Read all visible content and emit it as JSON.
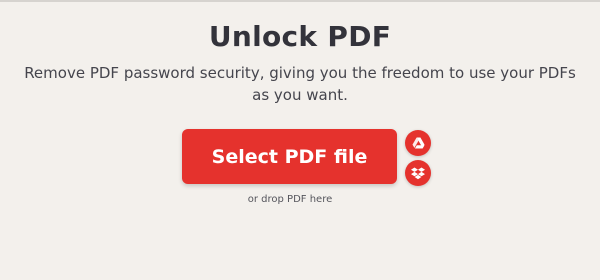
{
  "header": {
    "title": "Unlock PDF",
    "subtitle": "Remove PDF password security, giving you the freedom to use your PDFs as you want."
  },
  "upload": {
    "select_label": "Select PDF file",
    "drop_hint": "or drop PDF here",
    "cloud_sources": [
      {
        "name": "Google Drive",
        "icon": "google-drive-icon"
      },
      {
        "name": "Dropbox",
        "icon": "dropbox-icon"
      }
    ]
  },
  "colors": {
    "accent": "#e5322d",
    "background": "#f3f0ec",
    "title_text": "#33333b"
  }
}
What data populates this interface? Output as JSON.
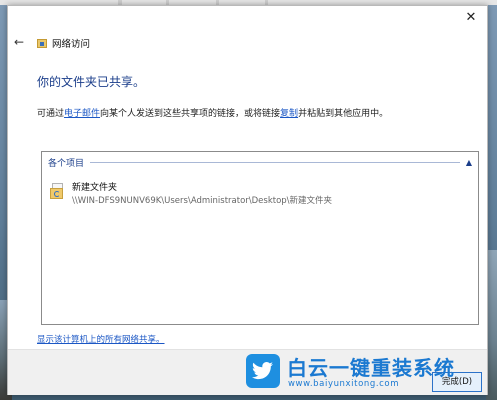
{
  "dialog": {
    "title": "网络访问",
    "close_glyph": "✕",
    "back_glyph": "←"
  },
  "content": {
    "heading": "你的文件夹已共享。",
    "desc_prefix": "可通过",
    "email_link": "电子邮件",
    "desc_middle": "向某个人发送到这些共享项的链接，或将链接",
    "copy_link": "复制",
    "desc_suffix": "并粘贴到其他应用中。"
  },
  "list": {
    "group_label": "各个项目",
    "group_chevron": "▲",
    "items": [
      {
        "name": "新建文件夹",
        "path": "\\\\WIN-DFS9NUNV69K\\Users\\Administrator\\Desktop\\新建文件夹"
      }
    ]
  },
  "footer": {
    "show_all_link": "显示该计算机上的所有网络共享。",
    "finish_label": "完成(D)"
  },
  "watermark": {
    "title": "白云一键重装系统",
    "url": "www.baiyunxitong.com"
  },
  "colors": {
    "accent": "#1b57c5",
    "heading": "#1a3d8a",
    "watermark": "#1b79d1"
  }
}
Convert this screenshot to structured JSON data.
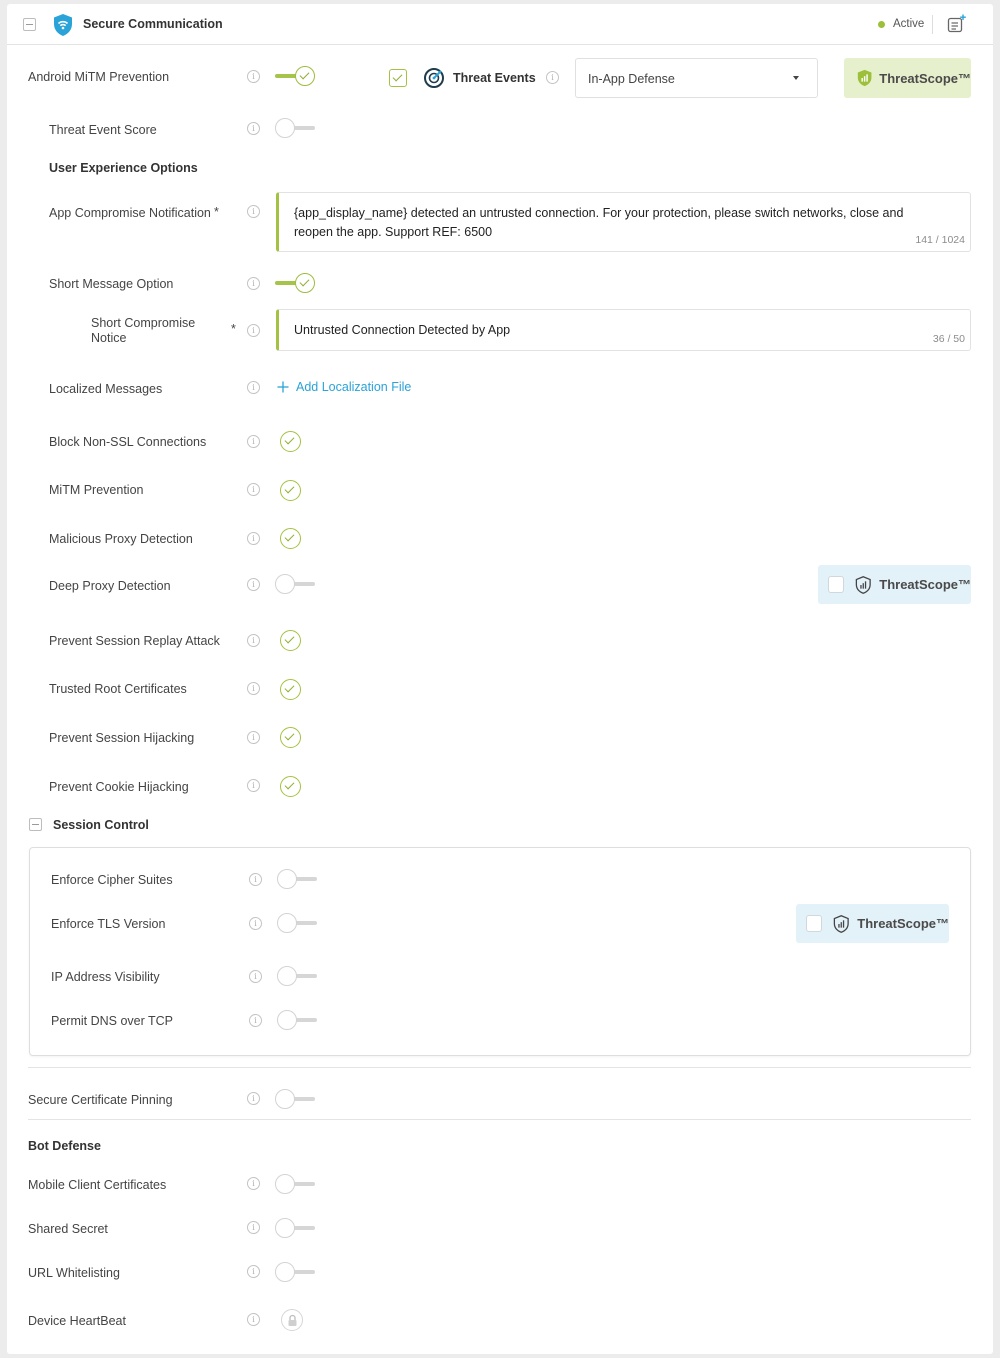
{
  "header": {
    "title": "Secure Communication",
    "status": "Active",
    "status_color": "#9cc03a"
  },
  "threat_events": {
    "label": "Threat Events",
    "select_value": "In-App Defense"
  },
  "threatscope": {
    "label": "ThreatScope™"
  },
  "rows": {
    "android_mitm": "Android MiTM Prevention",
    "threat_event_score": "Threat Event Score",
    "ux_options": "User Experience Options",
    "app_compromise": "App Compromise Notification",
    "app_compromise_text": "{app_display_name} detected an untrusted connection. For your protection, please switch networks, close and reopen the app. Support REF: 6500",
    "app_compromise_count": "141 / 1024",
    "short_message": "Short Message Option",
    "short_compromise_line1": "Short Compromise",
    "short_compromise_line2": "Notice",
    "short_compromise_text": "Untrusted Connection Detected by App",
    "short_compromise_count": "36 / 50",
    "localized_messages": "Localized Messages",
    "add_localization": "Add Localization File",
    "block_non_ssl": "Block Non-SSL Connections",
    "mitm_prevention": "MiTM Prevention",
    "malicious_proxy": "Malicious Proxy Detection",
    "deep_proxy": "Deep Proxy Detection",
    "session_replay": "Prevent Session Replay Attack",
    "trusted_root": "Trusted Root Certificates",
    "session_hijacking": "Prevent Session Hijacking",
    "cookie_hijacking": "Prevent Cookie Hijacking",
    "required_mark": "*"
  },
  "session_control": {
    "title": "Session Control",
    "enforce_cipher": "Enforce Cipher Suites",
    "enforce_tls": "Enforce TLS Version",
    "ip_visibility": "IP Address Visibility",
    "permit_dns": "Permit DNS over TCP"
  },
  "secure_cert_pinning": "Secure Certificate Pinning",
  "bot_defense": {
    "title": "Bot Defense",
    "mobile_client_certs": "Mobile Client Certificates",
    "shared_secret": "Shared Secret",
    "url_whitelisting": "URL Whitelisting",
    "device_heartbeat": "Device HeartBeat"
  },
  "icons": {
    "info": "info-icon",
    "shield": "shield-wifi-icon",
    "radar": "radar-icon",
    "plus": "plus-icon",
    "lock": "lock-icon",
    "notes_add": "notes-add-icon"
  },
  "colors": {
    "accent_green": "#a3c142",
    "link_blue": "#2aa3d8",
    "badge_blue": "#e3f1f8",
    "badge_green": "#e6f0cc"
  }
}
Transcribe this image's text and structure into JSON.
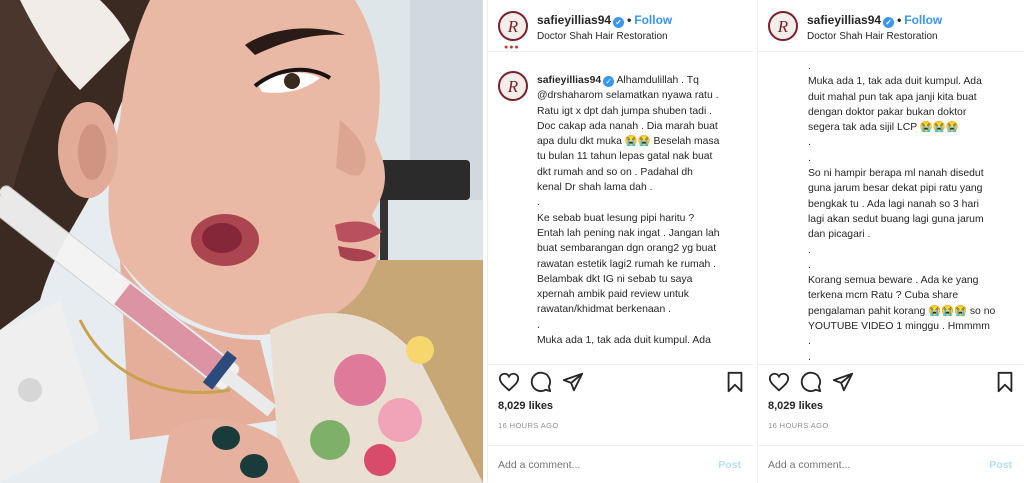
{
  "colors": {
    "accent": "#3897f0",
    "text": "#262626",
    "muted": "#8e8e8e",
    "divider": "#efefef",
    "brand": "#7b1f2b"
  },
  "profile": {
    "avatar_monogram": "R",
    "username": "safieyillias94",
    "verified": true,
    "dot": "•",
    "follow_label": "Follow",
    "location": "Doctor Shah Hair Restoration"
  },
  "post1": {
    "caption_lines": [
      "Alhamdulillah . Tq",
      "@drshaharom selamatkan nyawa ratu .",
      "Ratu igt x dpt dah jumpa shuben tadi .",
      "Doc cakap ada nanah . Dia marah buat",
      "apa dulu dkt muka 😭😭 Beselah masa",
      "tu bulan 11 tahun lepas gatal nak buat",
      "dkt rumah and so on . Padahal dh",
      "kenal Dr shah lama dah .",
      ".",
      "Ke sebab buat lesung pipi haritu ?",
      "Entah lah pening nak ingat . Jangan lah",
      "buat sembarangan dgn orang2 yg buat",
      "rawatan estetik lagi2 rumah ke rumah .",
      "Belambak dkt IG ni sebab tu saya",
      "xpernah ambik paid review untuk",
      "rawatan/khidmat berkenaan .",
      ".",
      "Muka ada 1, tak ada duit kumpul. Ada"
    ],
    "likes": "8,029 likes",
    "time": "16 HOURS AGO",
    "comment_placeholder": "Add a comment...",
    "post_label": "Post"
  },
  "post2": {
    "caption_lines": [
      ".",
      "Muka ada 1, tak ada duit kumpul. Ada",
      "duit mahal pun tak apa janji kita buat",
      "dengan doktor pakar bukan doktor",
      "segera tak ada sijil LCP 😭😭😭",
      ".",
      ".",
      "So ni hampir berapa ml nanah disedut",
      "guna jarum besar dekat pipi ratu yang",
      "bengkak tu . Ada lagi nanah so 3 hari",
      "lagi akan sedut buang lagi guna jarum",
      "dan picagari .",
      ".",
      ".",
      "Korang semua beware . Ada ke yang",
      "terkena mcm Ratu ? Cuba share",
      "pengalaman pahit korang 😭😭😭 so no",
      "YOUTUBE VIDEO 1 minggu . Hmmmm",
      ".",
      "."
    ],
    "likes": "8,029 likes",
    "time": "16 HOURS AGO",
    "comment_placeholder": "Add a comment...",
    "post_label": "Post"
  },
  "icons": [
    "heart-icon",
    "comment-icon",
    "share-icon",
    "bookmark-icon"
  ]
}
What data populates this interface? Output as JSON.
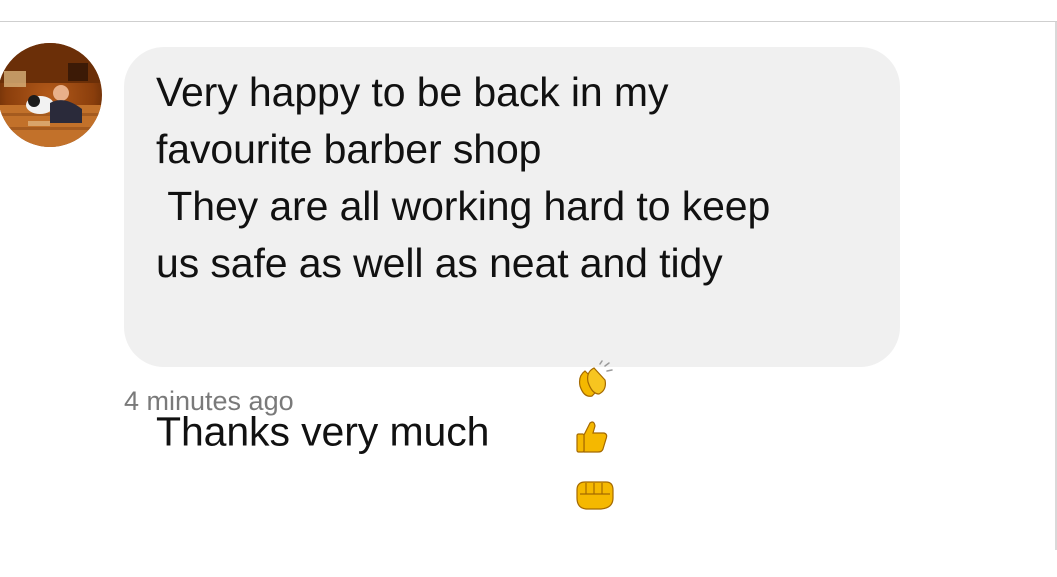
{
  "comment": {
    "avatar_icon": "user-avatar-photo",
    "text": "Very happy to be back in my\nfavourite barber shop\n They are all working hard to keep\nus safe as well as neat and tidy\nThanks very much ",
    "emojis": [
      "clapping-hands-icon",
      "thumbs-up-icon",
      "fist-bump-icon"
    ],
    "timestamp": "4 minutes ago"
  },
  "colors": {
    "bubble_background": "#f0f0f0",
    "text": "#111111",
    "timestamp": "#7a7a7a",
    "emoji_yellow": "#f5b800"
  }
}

=====

Transcribe each entry precisely as given, leaving the pictures out.

TASK OUTPUT
Read all visible content and emit it as JSON.
{
  "header": {
    "title": "Unlock PDF",
    "subtitle": "Remove PDF password security, giving you the freedom to use your PDFs as you want."
  },
  "upload": {
    "select_label": "Select PDF file",
    "drop_hint": "or drop PDF here",
    "cloud_sources": [
      {
        "name": "Google Drive",
        "icon": "google-drive-icon"
      },
      {
        "name": "Dropbox",
        "icon": "dropbox-icon"
      }
    ]
  },
  "colors": {
    "accent": "#e5322d",
    "background": "#f3f0ec",
    "title_text": "#33333b"
  }
}
What data populates this interface? Output as JSON.
{
  "dialog": {
    "title": "网络访问",
    "close_glyph": "✕",
    "back_glyph": "←"
  },
  "content": {
    "heading": "你的文件夹已共享。",
    "desc_prefix": "可通过",
    "email_link": "电子邮件",
    "desc_middle": "向某个人发送到这些共享项的链接，或将链接",
    "copy_link": "复制",
    "desc_suffix": "并粘贴到其他应用中。"
  },
  "list": {
    "group_label": "各个项目",
    "group_chevron": "▲",
    "items": [
      {
        "name": "新建文件夹",
        "path": "\\\\WIN-DFS9NUNV69K\\Users\\Administrator\\Desktop\\新建文件夹"
      }
    ]
  },
  "footer": {
    "show_all_link": "显示该计算机上的所有网络共享。",
    "finish_label": "完成(D)"
  },
  "watermark": {
    "title": "白云一键重装系统",
    "url": "www.baiyunxitong.com"
  },
  "colors": {
    "accent": "#1b57c5",
    "heading": "#1a3d8a",
    "watermark": "#1b79d1"
  }
}
Convert this screenshot to structured JSON data.
{
  "header": {
    "title": "Secure Communication",
    "status": "Active",
    "status_color": "#9cc03a"
  },
  "threat_events": {
    "label": "Threat Events",
    "select_value": "In-App Defense"
  },
  "threatscope": {
    "label": "ThreatScope™"
  },
  "rows": {
    "android_mitm": "Android MiTM Prevention",
    "threat_event_score": "Threat Event Score",
    "ux_options": "User Experience Options",
    "app_compromise": "App Compromise Notification",
    "app_compromise_text": "{app_display_name} detected an untrusted connection. For your protection, please switch networks, close and reopen the app. Support REF: 6500",
    "app_compromise_count": "141 / 1024",
    "short_message": "Short Message Option",
    "short_compromise_line1": "Short Compromise",
    "short_compromise_line2": "Notice",
    "short_compromise_text": "Untrusted Connection Detected by App",
    "short_compromise_count": "36 / 50",
    "localized_messages": "Localized Messages",
    "add_localization": "Add Localization File",
    "block_non_ssl": "Block Non-SSL Connections",
    "mitm_prevention": "MiTM Prevention",
    "malicious_proxy": "Malicious Proxy Detection",
    "deep_proxy": "Deep Proxy Detection",
    "session_replay": "Prevent Session Replay Attack",
    "trusted_root": "Trusted Root Certificates",
    "session_hijacking": "Prevent Session Hijacking",
    "cookie_hijacking": "Prevent Cookie Hijacking",
    "required_mark": "*"
  },
  "session_control": {
    "title": "Session Control",
    "enforce_cipher": "Enforce Cipher Suites",
    "enforce_tls": "Enforce TLS Version",
    "ip_visibility": "IP Address Visibility",
    "permit_dns": "Permit DNS over TCP"
  },
  "secure_cert_pinning": "Secure Certificate Pinning",
  "bot_defense": {
    "title": "Bot Defense",
    "mobile_client_certs": "Mobile Client Certificates",
    "shared_secret": "Shared Secret",
    "url_whitelisting": "URL Whitelisting",
    "device_heartbeat": "Device HeartBeat"
  },
  "icons": {
    "info": "info-icon",
    "shield": "shield-wifi-icon",
    "radar": "radar-icon",
    "plus": "plus-icon",
    "lock": "lock-icon",
    "notes_add": "notes-add-icon"
  },
  "colors": {
    "accent_green": "#a3c142",
    "link_blue": "#2aa3d8",
    "badge_blue": "#e3f1f8",
    "badge_green": "#e6f0cc"
  }
}
Transcribe this image's text and structure into JSON.
{
  "colors": {
    "accent": "#3897f0",
    "text": "#262626",
    "muted": "#8e8e8e",
    "divider": "#efefef",
    "brand": "#7b1f2b"
  },
  "profile": {
    "avatar_monogram": "R",
    "username": "safieyillias94",
    "verified": true,
    "dot": "•",
    "follow_label": "Follow",
    "location": "Doctor Shah Hair Restoration"
  },
  "post1": {
    "caption_lines": [
      "Alhamdulillah . Tq",
      "@drshaharom selamatkan nyawa ratu .",
      "Ratu igt x dpt dah jumpa shuben tadi .",
      "Doc cakap ada nanah . Dia marah buat",
      "apa dulu dkt muka 😭😭 Beselah masa",
      "tu bulan 11 tahun lepas gatal nak buat",
      "dkt rumah and so on . Padahal dh",
      "kenal Dr shah lama dah .",
      ".",
      "Ke sebab buat lesung pipi haritu ?",
      "Entah lah pening nak ingat . Jangan lah",
      "buat sembarangan dgn orang2 yg buat",
      "rawatan estetik lagi2 rumah ke rumah .",
      "Belambak dkt IG ni sebab tu saya",
      "xpernah ambik paid review untuk",
      "rawatan/khidmat berkenaan .",
      ".",
      "Muka ada 1, tak ada duit kumpul. Ada"
    ],
    "likes": "8,029 likes",
    "time": "16 HOURS AGO",
    "comment_placeholder": "Add a comment...",
    "post_label": "Post"
  },
  "post2": {
    "caption_lines": [
      ".",
      "Muka ada 1, tak ada duit kumpul. Ada",
      "duit mahal pun tak apa janji kita buat",
      "dengan doktor pakar bukan doktor",
      "segera tak ada sijil LCP 😭😭😭",
      ".",
      ".",
      "So ni hampir berapa ml nanah disedut",
      "guna jarum besar dekat pipi ratu yang",
      "bengkak tu . Ada lagi nanah so 3 hari",
      "lagi akan sedut buang lagi guna jarum",
      "dan picagari .",
      ".",
      ".",
      "Korang semua beware . Ada ke yang",
      "terkena mcm Ratu ? Cuba share",
      "pengalaman pahit korang 😭😭😭 so no",
      "YOUTUBE VIDEO 1 minggu . Hmmmm",
      ".",
      "."
    ],
    "likes": "8,029 likes",
    "time": "16 HOURS AGO",
    "comment_placeholder": "Add a comment...",
    "post_label": "Post"
  },
  "icons": [
    "heart-icon",
    "comment-icon",
    "share-icon",
    "bookmark-icon"
  ]
}
What data populates this interface? Output as JSON.
{
  "comment": {
    "avatar_icon": "user-avatar-photo",
    "text": "Very happy to be back in my\nfavourite barber shop\n They are all working hard to keep\nus safe as well as neat and tidy\nThanks very much ",
    "emojis": [
      "clapping-hands-icon",
      "thumbs-up-icon",
      "fist-bump-icon"
    ],
    "timestamp": "4 minutes ago"
  },
  "colors": {
    "bubble_background": "#f0f0f0",
    "text": "#111111",
    "timestamp": "#7a7a7a",
    "emoji_yellow": "#f5b800"
  }
}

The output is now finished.